* begin Data to process *

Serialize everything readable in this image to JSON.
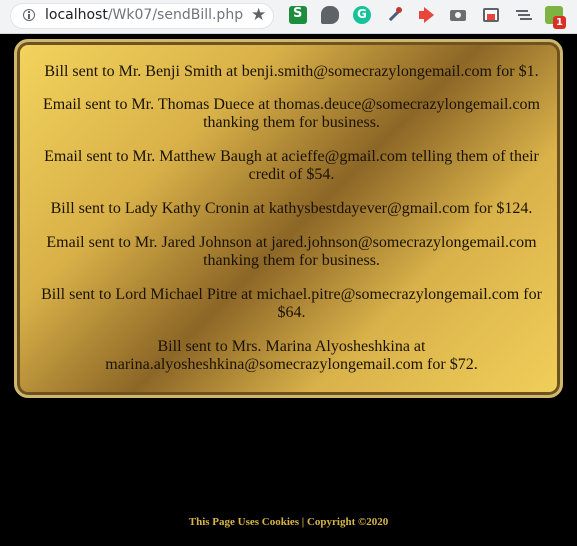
{
  "browser": {
    "url_host": "localhost",
    "url_path": "/Wk07/sendBill.php",
    "star_icon": "★",
    "extension_icons": [
      "sheets-icon",
      "speech-bubble-icon",
      "grammarly-icon",
      "color-picker-icon",
      "megaphone-icon",
      "camera-icon",
      "windows-icon",
      "list-icon",
      "notification-icon"
    ],
    "badge_count": "1"
  },
  "messages": [
    "Bill sent to Mr. Benji Smith at benji.smith@somecrazylongemail.com for $1.",
    "Email sent to Mr. Thomas Duece at thomas.deuce@somecrazylongemail.com thanking them for business.",
    "Email sent to Mr. Matthew Baugh at acieffe@gmail.com telling them of their credit of $54.",
    "Bill sent to Lady Kathy Cronin at kathysbestdayever@gmail.com for $124.",
    "Email sent to Mr. Jared Johnson at jared.johnson@somecrazylongemail.com thanking them for business.",
    "Bill sent to Lord Michael Pitre at michael.pitre@somecrazylongemail.com for $64.",
    "Bill sent to Mrs. Marina Alyosheshkina at marina.alyosheshkina@somecrazylongemail.com for $72."
  ],
  "footer": {
    "text": "This Page Uses Cookies | Copyright ©2020"
  },
  "colors": {
    "page_background": "#000000",
    "panel_gold": "#d8b048",
    "panel_dark_gold": "#8c6626",
    "footer_text": "#d9b548"
  }
}
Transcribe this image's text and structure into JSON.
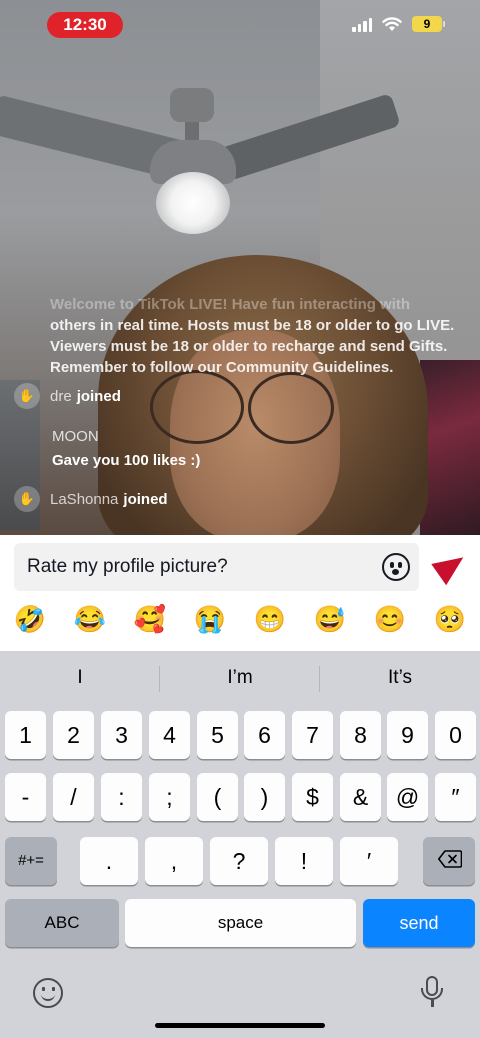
{
  "status_bar": {
    "time": "12:30",
    "battery": "9"
  },
  "chat": {
    "notice_top": "Welcome to TikTok LIVE! Have fun interacting with",
    "notice_main": "others in real time. Hosts must be 18 or older to go LIVE. Viewers must be 18 or older to recharge and send Gifts. Remember to follow our Community Guidelines.",
    "messages": [
      {
        "user": "dre",
        "action": "joined"
      },
      {
        "user": "MOON",
        "text": "Gave you 100 likes :)"
      },
      {
        "user": "LaShonna",
        "action": "joined"
      }
    ]
  },
  "comment_input": {
    "value": "Rate my profile picture?"
  },
  "emoji_bar": [
    "🤣",
    "😂",
    "🥰",
    "😭",
    "😁",
    "😅",
    "😊",
    "🥺"
  ],
  "keyboard": {
    "suggestions": [
      "I",
      "I’m",
      "It’s"
    ],
    "row1": [
      "1",
      "2",
      "3",
      "4",
      "5",
      "6",
      "7",
      "8",
      "9",
      "0"
    ],
    "row2": [
      "-",
      "/",
      ":",
      ";",
      "(",
      ")",
      "$",
      "&",
      "@",
      "″"
    ],
    "row3_mode": "#+=",
    "row3": [
      ".",
      ",",
      "?",
      "!",
      "′"
    ],
    "abc": "ABC",
    "space": "space",
    "send": "send"
  },
  "colors": {
    "accent": "#c8102e",
    "send_key": "#0a84ff",
    "time_pill": "#e0232b"
  }
}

* end Data to process *

| What is asked |
Transcribe the whole listing exactly. Pictures are excluded.

| Written answer |
Serialize everything readable in this image to JSON.
{
  "browser": {
    "url_host": "localhost",
    "url_path": "/Wk07/sendBill.php",
    "star_icon": "★",
    "extension_icons": [
      "sheets-icon",
      "speech-bubble-icon",
      "grammarly-icon",
      "color-picker-icon",
      "megaphone-icon",
      "camera-icon",
      "windows-icon",
      "list-icon",
      "notification-icon"
    ],
    "badge_count": "1"
  },
  "messages": [
    "Bill sent to Mr. Benji Smith at benji.smith@somecrazylongemail.com for $1.",
    "Email sent to Mr. Thomas Duece at thomas.deuce@somecrazylongemail.com thanking them for business.",
    "Email sent to Mr. Matthew Baugh at acieffe@gmail.com telling them of their credit of $54.",
    "Bill sent to Lady Kathy Cronin at kathysbestdayever@gmail.com for $124.",
    "Email sent to Mr. Jared Johnson at jared.johnson@somecrazylongemail.com thanking them for business.",
    "Bill sent to Lord Michael Pitre at michael.pitre@somecrazylongemail.com for $64.",
    "Bill sent to Mrs. Marina Alyosheshkina at marina.alyosheshkina@somecrazylongemail.com for $72."
  ],
  "footer": {
    "text": "This Page Uses Cookies | Copyright ©2020"
  },
  "colors": {
    "page_background": "#000000",
    "panel_gold": "#d8b048",
    "panel_dark_gold": "#8c6626",
    "footer_text": "#d9b548"
  }
}
Transcribe this image's text and structure into JSON.
{
  "status_bar": {
    "time": "12:30",
    "battery": "9"
  },
  "chat": {
    "notice_top": "Welcome to TikTok LIVE! Have fun interacting with",
    "notice_main": "others in real time. Hosts must be 18 or older to go LIVE. Viewers must be 18 or older to recharge and send Gifts. Remember to follow our Community Guidelines.",
    "messages": [
      {
        "user": "dre",
        "action": "joined"
      },
      {
        "user": "MOON",
        "text": "Gave you 100 likes :)"
      },
      {
        "user": "LaShonna",
        "action": "joined"
      }
    ]
  },
  "comment_input": {
    "value": "Rate my profile picture?"
  },
  "emoji_bar": [
    "🤣",
    "😂",
    "🥰",
    "😭",
    "😁",
    "😅",
    "😊",
    "🥺"
  ],
  "keyboard": {
    "suggestions": [
      "I",
      "I’m",
      "It’s"
    ],
    "row1": [
      "1",
      "2",
      "3",
      "4",
      "5",
      "6",
      "7",
      "8",
      "9",
      "0"
    ],
    "row2": [
      "-",
      "/",
      ":",
      ";",
      "(",
      ")",
      "$",
      "&",
      "@",
      "″"
    ],
    "row3_mode": "#+=",
    "row3": [
      ".",
      ",",
      "?",
      "!",
      "′"
    ],
    "abc": "ABC",
    "space": "space",
    "send": "send"
  },
  "colors": {
    "accent": "#c8102e",
    "send_key": "#0a84ff",
    "time_pill": "#e0232b"
  }
}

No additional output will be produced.